TO BE DONE: Skip every image and restate the data word for word.

===== RECORDS PROVIDED

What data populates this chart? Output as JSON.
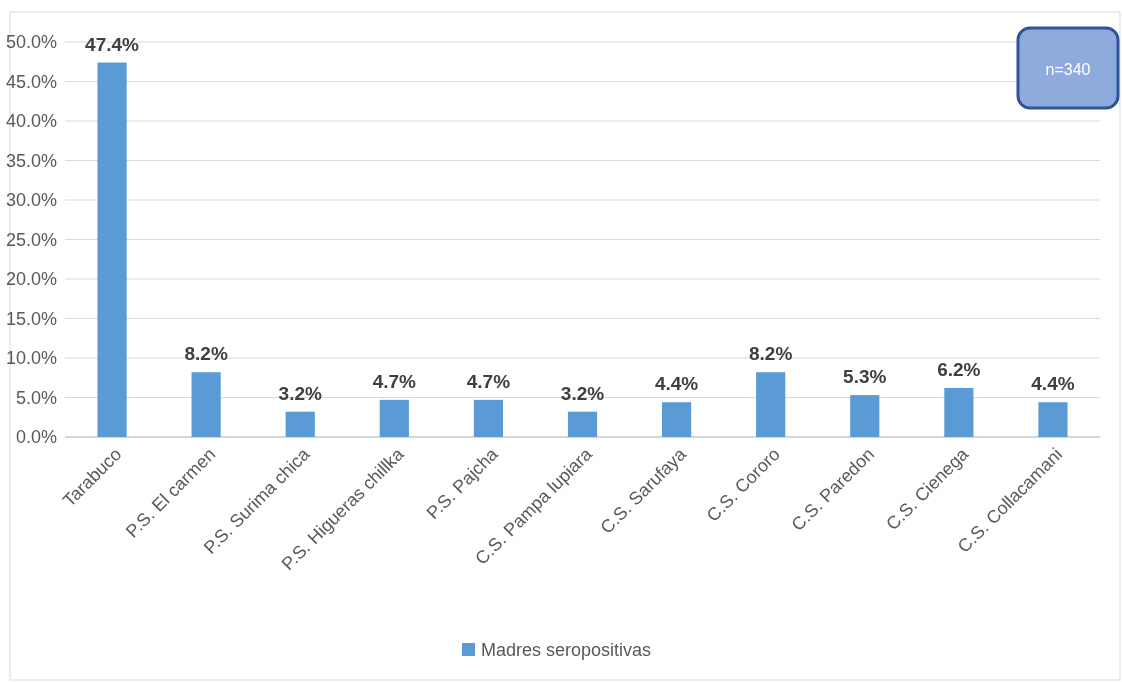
{
  "chart_data": {
    "type": "bar",
    "categories": [
      "Tarabuco",
      "P.S. El carmen",
      "P.S. Surima chica",
      "P.S. Higueras chillka",
      "P.S. Pajcha",
      "C.S. Pampa lupiara",
      "C.S. Sarufaya",
      "C.S. Cororo",
      "C.S. Paredon",
      "C.S. Cienega",
      "C.S. Collacamani"
    ],
    "series": [
      {
        "name": "Madres seropositivas",
        "color": "#5b9bd5",
        "values": [
          47.4,
          8.2,
          3.2,
          4.7,
          4.7,
          3.2,
          4.4,
          8.2,
          5.3,
          6.2,
          4.4
        ],
        "value_labels": [
          "47.4%",
          "8.2%",
          "3.2%",
          "4.7%",
          "4.7%",
          "3.2%",
          "4.4%",
          "8.2%",
          "5.3%",
          "6.2%",
          "4.4%"
        ]
      }
    ],
    "ylim": [
      0,
      50
    ],
    "yticks": [
      {
        "value": 0,
        "label": "0.0%"
      },
      {
        "value": 5,
        "label": "5.0%"
      },
      {
        "value": 10,
        "label": "10.0%"
      },
      {
        "value": 15,
        "label": "15.0%"
      },
      {
        "value": 20,
        "label": "20.0%"
      },
      {
        "value": 25,
        "label": "25.0%"
      },
      {
        "value": 30,
        "label": "30.0%"
      },
      {
        "value": 35,
        "label": "35.0%"
      },
      {
        "value": 40,
        "label": "40.0%"
      },
      {
        "value": 45,
        "label": "45.0%"
      },
      {
        "value": 50,
        "label": "50.0%"
      }
    ],
    "grid": "y",
    "legend": "bottom",
    "annotations": [
      "n=340"
    ]
  }
}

==========

WRITTEN ANSWER:
What data populates this chart? Output as JSON.
{
  "chart_data": {
    "type": "bar",
    "categories": [
      "Tarabuco",
      "P.S. El carmen",
      "P.S. Surima chica",
      "P.S. Higueras chillka",
      "P.S. Pajcha",
      "C.S. Pampa lupiara",
      "C.S. Sarufaya",
      "C.S. Cororo",
      "C.S. Paredon",
      "C.S. Cienega",
      "C.S. Collacamani"
    ],
    "series": [
      {
        "name": "Madres seropositivas",
        "color": "#5b9bd5",
        "values": [
          47.4,
          8.2,
          3.2,
          4.7,
          4.7,
          3.2,
          4.4,
          8.2,
          5.3,
          6.2,
          4.4
        ],
        "value_labels": [
          "47.4%",
          "8.2%",
          "3.2%",
          "4.7%",
          "4.7%",
          "3.2%",
          "4.4%",
          "8.2%",
          "5.3%",
          "6.2%",
          "4.4%"
        ]
      }
    ],
    "ylim": [
      0,
      50
    ],
    "yticks": [
      {
        "value": 0,
        "label": "0.0%"
      },
      {
        "value": 5,
        "label": "5.0%"
      },
      {
        "value": 10,
        "label": "10.0%"
      },
      {
        "value": 15,
        "label": "15.0%"
      },
      {
        "value": 20,
        "label": "20.0%"
      },
      {
        "value": 25,
        "label": "25.0%"
      },
      {
        "value": 30,
        "label": "30.0%"
      },
      {
        "value": 35,
        "label": "35.0%"
      },
      {
        "value": 40,
        "label": "40.0%"
      },
      {
        "value": 45,
        "label": "45.0%"
      },
      {
        "value": 50,
        "label": "50.0%"
      }
    ],
    "grid": "y",
    "legend": "bottom",
    "annotations": [
      "n=340"
    ]
  }
}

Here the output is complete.